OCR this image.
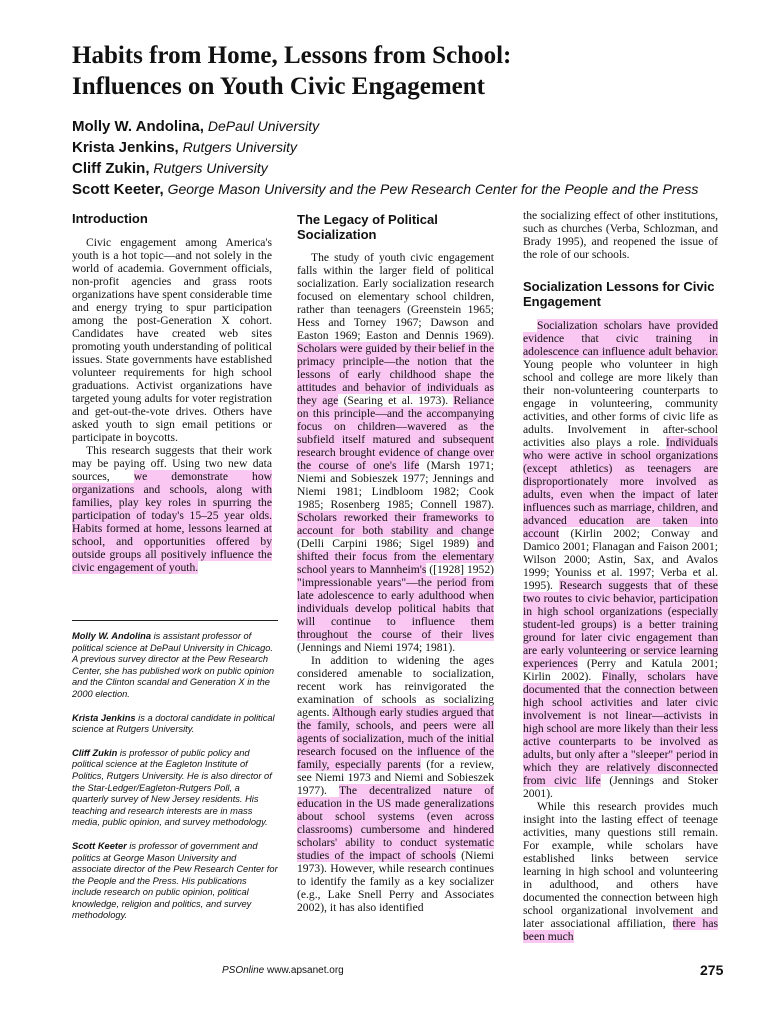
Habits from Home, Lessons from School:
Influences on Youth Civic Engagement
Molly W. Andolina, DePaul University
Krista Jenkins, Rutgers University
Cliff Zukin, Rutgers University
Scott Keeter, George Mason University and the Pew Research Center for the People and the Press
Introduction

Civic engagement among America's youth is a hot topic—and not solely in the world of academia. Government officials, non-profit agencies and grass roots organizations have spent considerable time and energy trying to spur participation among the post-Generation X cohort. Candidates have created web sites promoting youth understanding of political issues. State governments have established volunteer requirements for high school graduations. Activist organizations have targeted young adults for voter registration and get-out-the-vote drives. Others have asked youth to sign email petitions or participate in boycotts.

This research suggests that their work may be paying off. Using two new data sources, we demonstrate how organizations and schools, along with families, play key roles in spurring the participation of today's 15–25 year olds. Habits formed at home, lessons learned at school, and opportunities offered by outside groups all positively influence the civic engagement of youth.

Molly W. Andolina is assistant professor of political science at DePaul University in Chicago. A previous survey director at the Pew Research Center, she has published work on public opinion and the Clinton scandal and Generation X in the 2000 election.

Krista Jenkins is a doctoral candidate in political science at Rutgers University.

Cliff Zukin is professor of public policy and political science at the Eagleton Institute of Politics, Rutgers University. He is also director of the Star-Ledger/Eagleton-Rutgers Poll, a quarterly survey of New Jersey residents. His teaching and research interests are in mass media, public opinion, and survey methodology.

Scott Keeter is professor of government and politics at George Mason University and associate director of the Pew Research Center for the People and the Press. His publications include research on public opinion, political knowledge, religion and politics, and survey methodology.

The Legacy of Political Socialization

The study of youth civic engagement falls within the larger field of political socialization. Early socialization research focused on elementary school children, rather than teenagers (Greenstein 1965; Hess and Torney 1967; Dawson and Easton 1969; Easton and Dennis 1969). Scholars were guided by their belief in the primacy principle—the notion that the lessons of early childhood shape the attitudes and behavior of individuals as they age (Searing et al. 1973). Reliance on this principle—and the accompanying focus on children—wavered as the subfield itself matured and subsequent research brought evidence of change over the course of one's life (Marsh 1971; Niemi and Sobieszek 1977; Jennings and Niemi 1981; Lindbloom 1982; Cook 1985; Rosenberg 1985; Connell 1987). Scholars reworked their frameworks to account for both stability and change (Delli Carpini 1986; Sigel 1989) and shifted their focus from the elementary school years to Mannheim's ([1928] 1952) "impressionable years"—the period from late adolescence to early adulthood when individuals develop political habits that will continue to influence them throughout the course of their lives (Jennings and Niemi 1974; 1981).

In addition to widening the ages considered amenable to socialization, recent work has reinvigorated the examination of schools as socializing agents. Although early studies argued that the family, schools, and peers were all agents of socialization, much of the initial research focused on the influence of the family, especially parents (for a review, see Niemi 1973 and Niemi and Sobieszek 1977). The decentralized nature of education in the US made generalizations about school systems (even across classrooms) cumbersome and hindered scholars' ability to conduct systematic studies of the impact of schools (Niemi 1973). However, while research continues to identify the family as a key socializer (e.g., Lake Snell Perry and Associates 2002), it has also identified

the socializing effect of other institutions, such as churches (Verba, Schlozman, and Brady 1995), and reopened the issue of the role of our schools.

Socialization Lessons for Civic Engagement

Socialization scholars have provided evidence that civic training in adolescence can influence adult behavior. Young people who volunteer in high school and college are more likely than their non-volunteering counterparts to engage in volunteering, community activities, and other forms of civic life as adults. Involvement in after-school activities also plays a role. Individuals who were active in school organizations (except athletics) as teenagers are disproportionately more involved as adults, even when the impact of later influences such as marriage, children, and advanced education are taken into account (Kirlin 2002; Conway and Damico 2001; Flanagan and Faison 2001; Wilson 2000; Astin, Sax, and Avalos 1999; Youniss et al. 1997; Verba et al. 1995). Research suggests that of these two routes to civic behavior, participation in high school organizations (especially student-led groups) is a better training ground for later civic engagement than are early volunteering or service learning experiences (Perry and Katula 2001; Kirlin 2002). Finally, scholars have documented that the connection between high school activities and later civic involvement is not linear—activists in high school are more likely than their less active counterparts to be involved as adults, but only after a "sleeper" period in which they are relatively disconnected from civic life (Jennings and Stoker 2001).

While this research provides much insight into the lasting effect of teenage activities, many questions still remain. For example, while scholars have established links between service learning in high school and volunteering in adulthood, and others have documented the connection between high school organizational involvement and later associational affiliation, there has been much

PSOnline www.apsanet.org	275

——

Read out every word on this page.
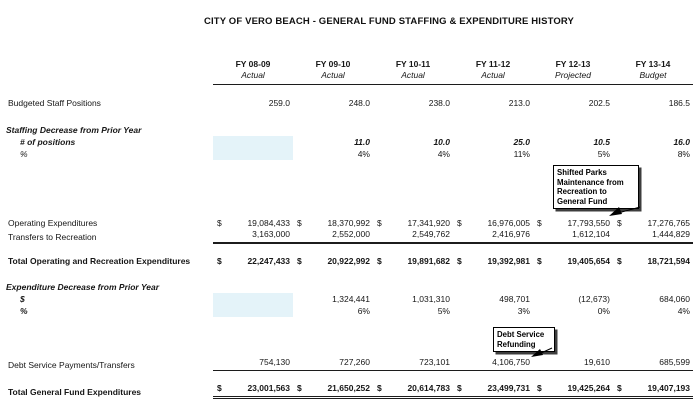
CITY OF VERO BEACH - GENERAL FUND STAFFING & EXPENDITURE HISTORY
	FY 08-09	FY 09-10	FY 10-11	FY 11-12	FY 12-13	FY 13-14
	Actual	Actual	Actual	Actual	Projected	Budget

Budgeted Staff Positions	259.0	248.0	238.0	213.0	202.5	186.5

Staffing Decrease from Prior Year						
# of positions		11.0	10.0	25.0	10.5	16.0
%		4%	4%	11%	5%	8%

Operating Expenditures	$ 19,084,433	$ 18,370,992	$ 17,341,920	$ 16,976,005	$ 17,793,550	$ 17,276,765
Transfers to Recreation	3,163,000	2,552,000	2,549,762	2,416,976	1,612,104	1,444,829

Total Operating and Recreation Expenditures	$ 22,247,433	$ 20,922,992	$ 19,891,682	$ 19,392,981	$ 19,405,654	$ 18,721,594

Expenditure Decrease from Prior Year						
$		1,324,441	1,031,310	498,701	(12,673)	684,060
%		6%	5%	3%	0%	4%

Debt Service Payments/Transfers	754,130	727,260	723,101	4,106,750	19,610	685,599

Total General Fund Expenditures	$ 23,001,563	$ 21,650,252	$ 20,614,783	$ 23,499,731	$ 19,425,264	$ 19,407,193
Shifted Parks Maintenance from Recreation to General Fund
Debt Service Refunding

——

**TASK TO CARRY OUT:** Identify and copy all lines with the word "Scott".

**FINISHED EXERCISE:**
Scott Keeter, George Mason University and the Pew Research Center for the People and the Press
Scott Keeter is professor of government and politics at George Mason University and associate director of the Pew Research Center for the People and the Press. His publications include research on public opinion, political knowledge, religion and politics, and survey methodology.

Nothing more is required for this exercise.